[Dataset items]
• • •
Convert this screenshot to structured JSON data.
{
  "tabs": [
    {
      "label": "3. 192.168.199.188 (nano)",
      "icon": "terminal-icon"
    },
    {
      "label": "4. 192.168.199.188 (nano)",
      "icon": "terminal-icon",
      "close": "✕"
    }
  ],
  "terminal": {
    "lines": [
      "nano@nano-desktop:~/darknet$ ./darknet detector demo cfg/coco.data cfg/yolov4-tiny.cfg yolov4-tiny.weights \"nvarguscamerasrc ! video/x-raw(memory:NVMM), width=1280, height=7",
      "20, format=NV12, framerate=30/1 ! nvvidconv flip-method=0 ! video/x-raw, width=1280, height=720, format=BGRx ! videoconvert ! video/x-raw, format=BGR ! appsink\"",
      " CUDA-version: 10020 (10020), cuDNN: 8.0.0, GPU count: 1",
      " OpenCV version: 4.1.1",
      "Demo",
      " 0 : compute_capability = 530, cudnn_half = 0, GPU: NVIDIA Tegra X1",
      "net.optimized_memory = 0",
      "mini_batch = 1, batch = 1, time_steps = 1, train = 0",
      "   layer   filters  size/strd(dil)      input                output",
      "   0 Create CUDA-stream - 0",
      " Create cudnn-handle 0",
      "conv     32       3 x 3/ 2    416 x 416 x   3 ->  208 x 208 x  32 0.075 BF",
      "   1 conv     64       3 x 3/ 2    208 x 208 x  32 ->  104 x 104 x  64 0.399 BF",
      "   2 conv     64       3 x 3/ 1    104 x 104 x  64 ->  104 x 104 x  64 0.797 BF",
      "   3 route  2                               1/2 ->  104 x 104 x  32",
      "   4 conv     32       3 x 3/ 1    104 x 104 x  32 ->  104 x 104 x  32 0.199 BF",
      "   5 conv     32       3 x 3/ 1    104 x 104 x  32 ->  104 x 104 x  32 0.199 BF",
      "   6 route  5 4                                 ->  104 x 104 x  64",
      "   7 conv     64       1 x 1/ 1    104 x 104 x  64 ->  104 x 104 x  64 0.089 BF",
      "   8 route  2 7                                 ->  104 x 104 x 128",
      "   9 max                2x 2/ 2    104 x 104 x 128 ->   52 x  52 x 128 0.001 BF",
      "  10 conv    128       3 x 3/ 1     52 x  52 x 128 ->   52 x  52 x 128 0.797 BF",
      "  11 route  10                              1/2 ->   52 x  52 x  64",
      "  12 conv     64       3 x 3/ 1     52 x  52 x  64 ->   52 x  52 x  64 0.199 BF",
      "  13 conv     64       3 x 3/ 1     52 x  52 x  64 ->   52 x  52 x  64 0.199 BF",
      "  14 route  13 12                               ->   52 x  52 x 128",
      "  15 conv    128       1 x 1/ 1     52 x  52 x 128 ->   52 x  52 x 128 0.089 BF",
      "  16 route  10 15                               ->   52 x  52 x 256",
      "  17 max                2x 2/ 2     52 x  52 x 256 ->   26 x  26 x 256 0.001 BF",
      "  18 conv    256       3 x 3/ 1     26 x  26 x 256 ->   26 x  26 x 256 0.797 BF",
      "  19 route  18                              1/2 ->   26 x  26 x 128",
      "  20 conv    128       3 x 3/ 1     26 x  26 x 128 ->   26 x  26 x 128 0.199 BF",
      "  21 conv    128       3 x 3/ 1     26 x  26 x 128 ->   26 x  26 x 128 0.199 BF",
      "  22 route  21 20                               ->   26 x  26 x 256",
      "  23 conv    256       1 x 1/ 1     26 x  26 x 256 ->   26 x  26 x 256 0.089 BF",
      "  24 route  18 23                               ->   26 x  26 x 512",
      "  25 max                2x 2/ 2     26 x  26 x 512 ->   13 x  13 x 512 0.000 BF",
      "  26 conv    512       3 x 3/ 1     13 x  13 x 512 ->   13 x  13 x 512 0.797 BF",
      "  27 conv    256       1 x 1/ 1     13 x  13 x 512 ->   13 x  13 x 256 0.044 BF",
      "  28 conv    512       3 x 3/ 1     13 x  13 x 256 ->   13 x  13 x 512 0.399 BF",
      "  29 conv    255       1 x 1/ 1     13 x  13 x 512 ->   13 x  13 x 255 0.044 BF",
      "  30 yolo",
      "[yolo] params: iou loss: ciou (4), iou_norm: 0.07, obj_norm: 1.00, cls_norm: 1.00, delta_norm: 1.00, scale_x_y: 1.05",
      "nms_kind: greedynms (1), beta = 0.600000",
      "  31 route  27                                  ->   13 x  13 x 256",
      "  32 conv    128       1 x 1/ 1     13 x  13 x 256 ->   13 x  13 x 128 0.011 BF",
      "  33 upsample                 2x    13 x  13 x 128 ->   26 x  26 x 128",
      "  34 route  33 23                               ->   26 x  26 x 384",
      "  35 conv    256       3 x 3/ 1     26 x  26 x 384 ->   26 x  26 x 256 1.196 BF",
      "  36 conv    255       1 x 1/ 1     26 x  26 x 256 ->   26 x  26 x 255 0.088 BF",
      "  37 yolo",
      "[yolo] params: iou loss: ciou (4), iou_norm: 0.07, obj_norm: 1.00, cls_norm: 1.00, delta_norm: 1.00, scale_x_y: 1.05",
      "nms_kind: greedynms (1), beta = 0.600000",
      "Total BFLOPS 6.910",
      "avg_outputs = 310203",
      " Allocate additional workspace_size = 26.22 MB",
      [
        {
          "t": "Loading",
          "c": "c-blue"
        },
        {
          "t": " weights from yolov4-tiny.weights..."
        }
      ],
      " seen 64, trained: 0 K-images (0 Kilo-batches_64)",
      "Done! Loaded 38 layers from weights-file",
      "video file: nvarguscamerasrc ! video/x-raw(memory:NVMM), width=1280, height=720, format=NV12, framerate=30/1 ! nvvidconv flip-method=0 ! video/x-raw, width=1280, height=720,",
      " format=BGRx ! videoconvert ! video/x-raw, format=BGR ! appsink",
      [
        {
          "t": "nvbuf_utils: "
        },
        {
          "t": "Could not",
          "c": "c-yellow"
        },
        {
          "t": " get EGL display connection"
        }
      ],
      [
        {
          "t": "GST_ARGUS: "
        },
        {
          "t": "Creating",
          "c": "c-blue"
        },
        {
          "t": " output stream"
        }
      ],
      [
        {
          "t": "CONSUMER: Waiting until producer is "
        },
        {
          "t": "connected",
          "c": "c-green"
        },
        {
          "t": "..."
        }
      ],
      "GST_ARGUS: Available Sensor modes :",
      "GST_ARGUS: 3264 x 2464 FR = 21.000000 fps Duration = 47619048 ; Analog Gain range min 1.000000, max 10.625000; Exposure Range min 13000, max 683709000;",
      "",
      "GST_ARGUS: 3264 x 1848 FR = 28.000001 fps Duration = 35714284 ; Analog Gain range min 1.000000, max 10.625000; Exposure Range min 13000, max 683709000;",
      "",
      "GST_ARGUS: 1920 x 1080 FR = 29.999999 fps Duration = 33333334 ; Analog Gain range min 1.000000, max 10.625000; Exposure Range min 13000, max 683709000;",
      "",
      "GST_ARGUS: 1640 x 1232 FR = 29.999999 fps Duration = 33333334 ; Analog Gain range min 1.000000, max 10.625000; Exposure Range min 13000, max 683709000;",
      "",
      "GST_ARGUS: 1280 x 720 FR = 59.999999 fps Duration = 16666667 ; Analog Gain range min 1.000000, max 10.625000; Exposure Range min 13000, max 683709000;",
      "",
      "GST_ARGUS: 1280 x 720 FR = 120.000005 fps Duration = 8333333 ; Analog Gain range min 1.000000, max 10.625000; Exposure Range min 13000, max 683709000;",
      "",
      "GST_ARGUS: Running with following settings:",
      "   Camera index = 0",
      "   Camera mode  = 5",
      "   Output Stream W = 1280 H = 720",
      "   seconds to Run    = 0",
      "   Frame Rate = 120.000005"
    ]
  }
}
• • •
_Instructions for the task_: Transcribe all lines as written.

_Task solution_:
Convert this screenshot to structured JSON data.
{
  "tabs": [
    {
      "label": "3. 192.168.199.188 (nano)",
      "icon": "terminal-icon"
    },
    {
      "label": "4. 192.168.199.188 (nano)",
      "icon": "terminal-icon",
      "close": "✕"
    }
  ],
  "terminal": {
    "lines": [
      "nano@nano-desktop:~/darknet$ ./darknet detector demo cfg/coco.data cfg/yolov4-tiny.cfg yolov4-tiny.weights \"nvarguscamerasrc ! video/x-raw(memory:NVMM), width=1280, height=7",
      "20, format=NV12, framerate=30/1 ! nvvidconv flip-method=0 ! video/x-raw, width=1280, height=720, format=BGRx ! videoconvert ! video/x-raw, format=BGR ! appsink\"",
      " CUDA-version: 10020 (10020), cuDNN: 8.0.0, GPU count: 1",
      " OpenCV version: 4.1.1",
      "Demo",
      " 0 : compute_capability = 530, cudnn_half = 0, GPU: NVIDIA Tegra X1",
      "net.optimized_memory = 0",
      "mini_batch = 1, batch = 1, time_steps = 1, train = 0",
      "   layer   filters  size/strd(dil)      input                output",
      "   0 Create CUDA-stream - 0",
      " Create cudnn-handle 0",
      "conv     32       3 x 3/ 2    416 x 416 x   3 ->  208 x 208 x  32 0.075 BF",
      "   1 conv     64       3 x 3/ 2    208 x 208 x  32 ->  104 x 104 x  64 0.399 BF",
      "   2 conv     64       3 x 3/ 1    104 x 104 x  64 ->  104 x 104 x  64 0.797 BF",
      "   3 route  2                               1/2 ->  104 x 104 x  32",
      "   4 conv     32       3 x 3/ 1    104 x 104 x  32 ->  104 x 104 x  32 0.199 BF",
      "   5 conv     32       3 x 3/ 1    104 x 104 x  32 ->  104 x 104 x  32 0.199 BF",
      "   6 route  5 4                                 ->  104 x 104 x  64",
      "   7 conv     64       1 x 1/ 1    104 x 104 x  64 ->  104 x 104 x  64 0.089 BF",
      "   8 route  2 7                                 ->  104 x 104 x 128",
      "   9 max                2x 2/ 2    104 x 104 x 128 ->   52 x  52 x 128 0.001 BF",
      "  10 conv    128       3 x 3/ 1     52 x  52 x 128 ->   52 x  52 x 128 0.797 BF",
      "  11 route  10                              1/2 ->   52 x  52 x  64",
      "  12 conv     64       3 x 3/ 1     52 x  52 x  64 ->   52 x  52 x  64 0.199 BF",
      "  13 conv     64       3 x 3/ 1     52 x  52 x  64 ->   52 x  52 x  64 0.199 BF",
      "  14 route  13 12                               ->   52 x  52 x 128",
      "  15 conv    128       1 x 1/ 1     52 x  52 x 128 ->   52 x  52 x 128 0.089 BF",
      "  16 route  10 15                               ->   52 x  52 x 256",
      "  17 max                2x 2/ 2     52 x  52 x 256 ->   26 x  26 x 256 0.001 BF",
      "  18 conv    256       3 x 3/ 1     26 x  26 x 256 ->   26 x  26 x 256 0.797 BF",
      "  19 route  18                              1/2 ->   26 x  26 x 128",
      "  20 conv    128       3 x 3/ 1     26 x  26 x 128 ->   26 x  26 x 128 0.199 BF",
      "  21 conv    128       3 x 3/ 1     26 x  26 x 128 ->   26 x  26 x 128 0.199 BF",
      "  22 route  21 20                               ->   26 x  26 x 256",
      "  23 conv    256       1 x 1/ 1     26 x  26 x 256 ->   26 x  26 x 256 0.089 BF",
      "  24 route  18 23                               ->   26 x  26 x 512",
      "  25 max                2x 2/ 2     26 x  26 x 512 ->   13 x  13 x 512 0.000 BF",
      "  26 conv    512       3 x 3/ 1     13 x  13 x 512 ->   13 x  13 x 512 0.797 BF",
      "  27 conv    256       1 x 1/ 1     13 x  13 x 512 ->   13 x  13 x 256 0.044 BF",
      "  28 conv    512       3 x 3/ 1     13 x  13 x 256 ->   13 x  13 x 512 0.399 BF",
      "  29 conv    255       1 x 1/ 1     13 x  13 x 512 ->   13 x  13 x 255 0.044 BF",
      "  30 yolo",
      "[yolo] params: iou loss: ciou (4), iou_norm: 0.07, obj_norm: 1.00, cls_norm: 1.00, delta_norm: 1.00, scale_x_y: 1.05",
      "nms_kind: greedynms (1), beta = 0.600000",
      "  31 route  27                                  ->   13 x  13 x 256",
      "  32 conv    128       1 x 1/ 1     13 x  13 x 256 ->   13 x  13 x 128 0.011 BF",
      "  33 upsample                 2x    13 x  13 x 128 ->   26 x  26 x 128",
      "  34 route  33 23                               ->   26 x  26 x 384",
      "  35 conv    256       3 x 3/ 1     26 x  26 x 384 ->   26 x  26 x 256 1.196 BF",
      "  36 conv    255       1 x 1/ 1     26 x  26 x 256 ->   26 x  26 x 255 0.088 BF",
      "  37 yolo",
      "[yolo] params: iou loss: ciou (4), iou_norm: 0.07, obj_norm: 1.00, cls_norm: 1.00, delta_norm: 1.00, scale_x_y: 1.05",
      "nms_kind: greedynms (1), beta = 0.600000",
      "Total BFLOPS 6.910",
      "avg_outputs = 310203",
      " Allocate additional workspace_size = 26.22 MB",
      [
        {
          "t": "Loading",
          "c": "c-blue"
        },
        {
          "t": " weights from yolov4-tiny.weights..."
        }
      ],
      " seen 64, trained: 0 K-images (0 Kilo-batches_64)",
      "Done! Loaded 38 layers from weights-file",
      "video file: nvarguscamerasrc ! video/x-raw(memory:NVMM), width=1280, height=720, format=NV12, framerate=30/1 ! nvvidconv flip-method=0 ! video/x-raw, width=1280, height=720,",
      " format=BGRx ! videoconvert ! video/x-raw, format=BGR ! appsink",
      [
        {
          "t": "nvbuf_utils: "
        },
        {
          "t": "Could not",
          "c": "c-yellow"
        },
        {
          "t": " get EGL display connection"
        }
      ],
      [
        {
          "t": "GST_ARGUS: "
        },
        {
          "t": "Creating",
          "c": "c-blue"
        },
        {
          "t": " output stream"
        }
      ],
      [
        {
          "t": "CONSUMER: Waiting until producer is "
        },
        {
          "t": "connected",
          "c": "c-green"
        },
        {
          "t": "..."
        }
      ],
      "GST_ARGUS: Available Sensor modes :",
      "GST_ARGUS: 3264 x 2464 FR = 21.000000 fps Duration = 47619048 ; Analog Gain range min 1.000000, max 10.625000; Exposure Range min 13000, max 683709000;",
      "",
      "GST_ARGUS: 3264 x 1848 FR = 28.000001 fps Duration = 35714284 ; Analog Gain range min 1.000000, max 10.625000; Exposure Range min 13000, max 683709000;",
      "",
      "GST_ARGUS: 1920 x 1080 FR = 29.999999 fps Duration = 33333334 ; Analog Gain range min 1.000000, max 10.625000; Exposure Range min 13000, max 683709000;",
      "",
      "GST_ARGUS: 1640 x 1232 FR = 29.999999 fps Duration = 33333334 ; Analog Gain range min 1.000000, max 10.625000; Exposure Range min 13000, max 683709000;",
      "",
      "GST_ARGUS: 1280 x 720 FR = 59.999999 fps Duration = 16666667 ; Analog Gain range min 1.000000, max 10.625000; Exposure Range min 13000, max 683709000;",
      "",
      "GST_ARGUS: 1280 x 720 FR = 120.000005 fps Duration = 8333333 ; Analog Gain range min 1.000000, max 10.625000; Exposure Range min 13000, max 683709000;",
      "",
      "GST_ARGUS: Running with following settings:",
      "   Camera index = 0",
      "   Camera mode  = 5",
      "   Output Stream W = 1280 H = 720",
      "   seconds to Run    = 0",
      "   Frame Rate = 120.000005"
    ]
  }
}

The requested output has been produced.